▶ [WORK INSTRUCTIONS]
Word for word, restate every line of the listing that follows.

___ RECORDS TO PROCESS ___

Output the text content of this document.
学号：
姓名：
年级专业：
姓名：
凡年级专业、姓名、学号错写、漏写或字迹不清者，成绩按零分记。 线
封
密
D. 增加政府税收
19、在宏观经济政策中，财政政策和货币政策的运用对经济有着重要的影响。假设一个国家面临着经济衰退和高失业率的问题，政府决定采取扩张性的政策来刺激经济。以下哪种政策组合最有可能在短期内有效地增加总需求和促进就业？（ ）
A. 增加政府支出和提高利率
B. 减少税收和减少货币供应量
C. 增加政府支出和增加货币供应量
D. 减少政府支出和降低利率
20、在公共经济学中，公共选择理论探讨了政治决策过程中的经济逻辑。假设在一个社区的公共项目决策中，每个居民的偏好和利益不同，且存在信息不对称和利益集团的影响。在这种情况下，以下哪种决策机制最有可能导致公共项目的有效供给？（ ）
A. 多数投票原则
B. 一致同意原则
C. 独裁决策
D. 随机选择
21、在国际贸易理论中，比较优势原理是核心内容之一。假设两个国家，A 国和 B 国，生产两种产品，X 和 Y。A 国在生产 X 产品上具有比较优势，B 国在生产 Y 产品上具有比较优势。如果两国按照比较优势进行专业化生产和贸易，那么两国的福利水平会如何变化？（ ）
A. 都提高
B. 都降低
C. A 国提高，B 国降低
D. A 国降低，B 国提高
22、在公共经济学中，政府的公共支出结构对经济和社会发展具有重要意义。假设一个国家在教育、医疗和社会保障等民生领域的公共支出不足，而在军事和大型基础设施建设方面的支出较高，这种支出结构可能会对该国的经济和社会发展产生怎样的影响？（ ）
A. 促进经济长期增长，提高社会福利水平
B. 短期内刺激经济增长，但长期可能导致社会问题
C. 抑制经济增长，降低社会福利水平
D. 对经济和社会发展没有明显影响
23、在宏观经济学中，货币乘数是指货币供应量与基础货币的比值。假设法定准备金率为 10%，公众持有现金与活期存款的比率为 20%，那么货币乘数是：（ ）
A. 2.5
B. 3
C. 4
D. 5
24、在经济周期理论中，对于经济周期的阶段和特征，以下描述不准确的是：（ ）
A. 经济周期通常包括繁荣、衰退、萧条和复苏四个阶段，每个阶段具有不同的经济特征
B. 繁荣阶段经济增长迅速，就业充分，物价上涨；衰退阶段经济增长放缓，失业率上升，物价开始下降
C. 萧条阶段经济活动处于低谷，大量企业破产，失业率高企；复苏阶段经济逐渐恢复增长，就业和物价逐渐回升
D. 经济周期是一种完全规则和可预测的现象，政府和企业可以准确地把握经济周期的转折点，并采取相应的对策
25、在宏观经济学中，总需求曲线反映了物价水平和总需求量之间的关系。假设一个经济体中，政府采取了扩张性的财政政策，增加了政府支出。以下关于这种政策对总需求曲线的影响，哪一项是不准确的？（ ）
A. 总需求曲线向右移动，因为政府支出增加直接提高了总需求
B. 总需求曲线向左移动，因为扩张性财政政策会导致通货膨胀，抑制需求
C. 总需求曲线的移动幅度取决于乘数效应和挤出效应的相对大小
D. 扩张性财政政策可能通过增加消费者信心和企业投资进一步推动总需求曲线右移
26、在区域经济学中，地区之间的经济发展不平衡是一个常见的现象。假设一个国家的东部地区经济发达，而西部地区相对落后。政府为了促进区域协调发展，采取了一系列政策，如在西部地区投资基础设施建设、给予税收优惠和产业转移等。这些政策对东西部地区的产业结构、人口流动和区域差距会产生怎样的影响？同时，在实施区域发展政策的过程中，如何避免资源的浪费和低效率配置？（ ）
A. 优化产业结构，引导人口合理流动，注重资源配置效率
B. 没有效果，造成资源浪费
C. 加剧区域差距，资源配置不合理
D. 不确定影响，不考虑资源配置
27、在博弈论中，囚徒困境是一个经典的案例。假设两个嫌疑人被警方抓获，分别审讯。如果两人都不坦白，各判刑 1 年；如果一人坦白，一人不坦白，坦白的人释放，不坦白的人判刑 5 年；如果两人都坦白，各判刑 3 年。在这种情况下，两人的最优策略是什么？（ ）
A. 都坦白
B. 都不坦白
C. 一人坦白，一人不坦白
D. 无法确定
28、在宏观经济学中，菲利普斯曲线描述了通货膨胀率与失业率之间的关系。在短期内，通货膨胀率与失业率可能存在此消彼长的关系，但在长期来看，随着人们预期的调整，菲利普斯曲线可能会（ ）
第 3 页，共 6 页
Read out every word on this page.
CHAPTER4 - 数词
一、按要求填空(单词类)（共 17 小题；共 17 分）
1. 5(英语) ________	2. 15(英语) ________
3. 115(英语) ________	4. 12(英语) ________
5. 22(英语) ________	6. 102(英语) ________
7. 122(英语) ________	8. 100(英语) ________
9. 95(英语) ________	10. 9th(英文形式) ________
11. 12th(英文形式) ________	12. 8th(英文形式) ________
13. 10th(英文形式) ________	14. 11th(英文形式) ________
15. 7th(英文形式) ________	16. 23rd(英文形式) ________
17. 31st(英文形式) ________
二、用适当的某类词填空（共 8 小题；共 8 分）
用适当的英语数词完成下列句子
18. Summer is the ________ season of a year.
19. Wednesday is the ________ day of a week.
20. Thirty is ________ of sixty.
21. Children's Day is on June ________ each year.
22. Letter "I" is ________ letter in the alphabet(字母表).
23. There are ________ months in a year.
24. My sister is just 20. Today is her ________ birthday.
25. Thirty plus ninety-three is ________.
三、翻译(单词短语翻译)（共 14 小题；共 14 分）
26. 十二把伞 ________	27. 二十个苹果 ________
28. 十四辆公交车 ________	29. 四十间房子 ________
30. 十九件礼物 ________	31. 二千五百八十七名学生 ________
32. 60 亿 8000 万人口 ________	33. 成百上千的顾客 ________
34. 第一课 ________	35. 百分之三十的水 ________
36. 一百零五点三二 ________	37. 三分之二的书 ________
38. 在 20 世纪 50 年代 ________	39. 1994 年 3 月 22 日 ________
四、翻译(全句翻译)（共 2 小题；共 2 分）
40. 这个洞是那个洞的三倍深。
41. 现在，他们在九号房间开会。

___

▶ [WRITTEN REPLY]
Output the text content of this document.
学号：
姓名：
年级专业：
姓名：
凡年级专业、姓名、学号错写、漏写或字迹不清者，成绩按零分记。 线
封
密
D. 增加政府税收
19、在宏观经济政策中，财政政策和货币政策的运用对经济有着重要的影响。假设一个国家面临着经济衰退和高失业率的问题，政府决定采取扩张性的政策来刺激经济。以下哪种政策组合最有可能在短期内有效地增加总需求和促进就业？（ ）
A. 增加政府支出和提高利率
B. 减少税收和减少货币供应量
C. 增加政府支出和增加货币供应量
D. 减少政府支出和降低利率
20、在公共经济学中，公共选择理论探讨了政治决策过程中的经济逻辑。假设在一个社区的公共项目决策中，每个居民的偏好和利益不同，且存在信息不对称和利益集团的影响。在这种情况下，以下哪种决策机制最有可能导致公共项目的有效供给？（ ）
A. 多数投票原则
B. 一致同意原则
C. 独裁决策
D. 随机选择
21、在国际贸易理论中，比较优势原理是核心内容之一。假设两个国家，A 国和 B 国，生产两种产品，X 和 Y。A 国在生产 X 产品上具有比较优势，B 国在生产 Y 产品上具有比较优势。如果两国按照比较优势进行专业化生产和贸易，那么两国的福利水平会如何变化？（ ）
A. 都提高
B. 都降低
C. A 国提高，B 国降低
D. A 国降低，B 国提高
22、在公共经济学中，政府的公共支出结构对经济和社会发展具有重要意义。假设一个国家在教育、医疗和社会保障等民生领域的公共支出不足，而在军事和大型基础设施建设方面的支出较高，这种支出结构可能会对该国的经济和社会发展产生怎样的影响？（ ）
A. 促进经济长期增长，提高社会福利水平
B. 短期内刺激经济增长，但长期可能导致社会问题
C. 抑制经济增长，降低社会福利水平
D. 对经济和社会发展没有明显影响
23、在宏观经济学中，货币乘数是指货币供应量与基础货币的比值。假设法定准备金率为 10%，公众持有现金与活期存款的比率为 20%，那么货币乘数是：（ ）
A. 2.5
B. 3
C. 4
D. 5
24、在经济周期理论中，对于经济周期的阶段和特征，以下描述不准确的是：（ ）
A. 经济周期通常包括繁荣、衰退、萧条和复苏四个阶段，每个阶段具有不同的经济特征
B. 繁荣阶段经济增长迅速，就业充分，物价上涨；衰退阶段经济增长放缓，失业率上升，物价开始下降
C. 萧条阶段经济活动处于低谷，大量企业破产，失业率高企；复苏阶段经济逐渐恢复增长，就业和物价逐渐回升
D. 经济周期是一种完全规则和可预测的现象，政府和企业可以准确地把握经济周期的转折点，并采取相应的对策
25、在宏观经济学中，总需求曲线反映了物价水平和总需求量之间的关系。假设一个经济体中，政府采取了扩张性的财政政策，增加了政府支出。以下关于这种政策对总需求曲线的影响，哪一项是不准确的？（ ）
A. 总需求曲线向右移动，因为政府支出增加直接提高了总需求
B. 总需求曲线向左移动，因为扩张性财政政策会导致通货膨胀，抑制需求
C. 总需求曲线的移动幅度取决于乘数效应和挤出效应的相对大小
D. 扩张性财政政策可能通过增加消费者信心和企业投资进一步推动总需求曲线右移
26、在区域经济学中，地区之间的经济发展不平衡是一个常见的现象。假设一个国家的东部地区经济发达，而西部地区相对落后。政府为了促进区域协调发展，采取了一系列政策，如在西部地区投资基础设施建设、给予税收优惠和产业转移等。这些政策对东西部地区的产业结构、人口流动和区域差距会产生怎样的影响？同时，在实施区域发展政策的过程中，如何避免资源的浪费和低效率配置？（ ）
A. 优化产业结构，引导人口合理流动，注重资源配置效率
B. 没有效果，造成资源浪费
C. 加剧区域差距，资源配置不合理
D. 不确定影响，不考虑资源配置
27、在博弈论中，囚徒困境是一个经典的案例。假设两个嫌疑人被警方抓获，分别审讯。如果两人都不坦白，各判刑 1 年；如果一人坦白，一人不坦白，坦白的人释放，不坦白的人判刑 5 年；如果两人都坦白，各判刑 3 年。在这种情况下，两人的最优策略是什么？（ ）
A. 都坦白
B. 都不坦白
C. 一人坦白，一人不坦白
D. 无法确定
28、在宏观经济学中，菲利普斯曲线描述了通货膨胀率与失业率之间的关系。在短期内，通货膨胀率与失业率可能存在此消彼长的关系，但在长期来看，随着人们预期的调整，菲利普斯曲线可能会（ ）
第 3 页，共 6 页
Read out every word on this page.
CHAPTER4 - 数词
一、按要求填空(单词类)（共 17 小题；共 17 分）
1. 5(英语) ________	2. 15(英语) ________
3. 115(英语) ________	4. 12(英语) ________
5. 22(英语) ________	6. 102(英语) ________
7. 122(英语) ________	8. 100(英语) ________
9. 95(英语) ________	10. 9th(英文形式) ________
11. 12th(英文形式) ________	12. 8th(英文形式) ________
13. 10th(英文形式) ________	14. 11th(英文形式) ________
15. 7th(英文形式) ________	16. 23rd(英文形式) ________
17. 31st(英文形式) ________
二、用适当的某类词填空（共 8 小题；共 8 分）
用适当的英语数词完成下列句子
18. Summer is the ________ season of a year.
19. Wednesday is the ________ day of a week.
20. Thirty is ________ of sixty.
21. Children's Day is on June ________ each year.
22. Letter "I" is ________ letter in the alphabet(字母表).
23. There are ________ months in a year.
24. My sister is just 20. Today is her ________ birthday.
25. Thirty plus ninety-three is ________.
三、翻译(单词短语翻译)（共 14 小题；共 14 分）
26. 十二把伞 ________	27. 二十个苹果 ________
28. 十四辆公交车 ________	29. 四十间房子 ________
30. 十九件礼物 ________	31. 二千五百八十七名学生 ________
32. 60 亿 8000 万人口 ________	33. 成百上千的顾客 ________
34. 第一课 ________	35. 百分之三十的水 ________
36. 一百零五点三二 ________	37. 三分之二的书 ________
38. 在 20 世纪 50 年代 ________	39. 1994 年 3 月 22 日 ________
四、翻译(全句翻译)（共 2 小题；共 2 分）
40. 这个洞是那个洞的三倍深。
41. 现在，他们在九号房间开会。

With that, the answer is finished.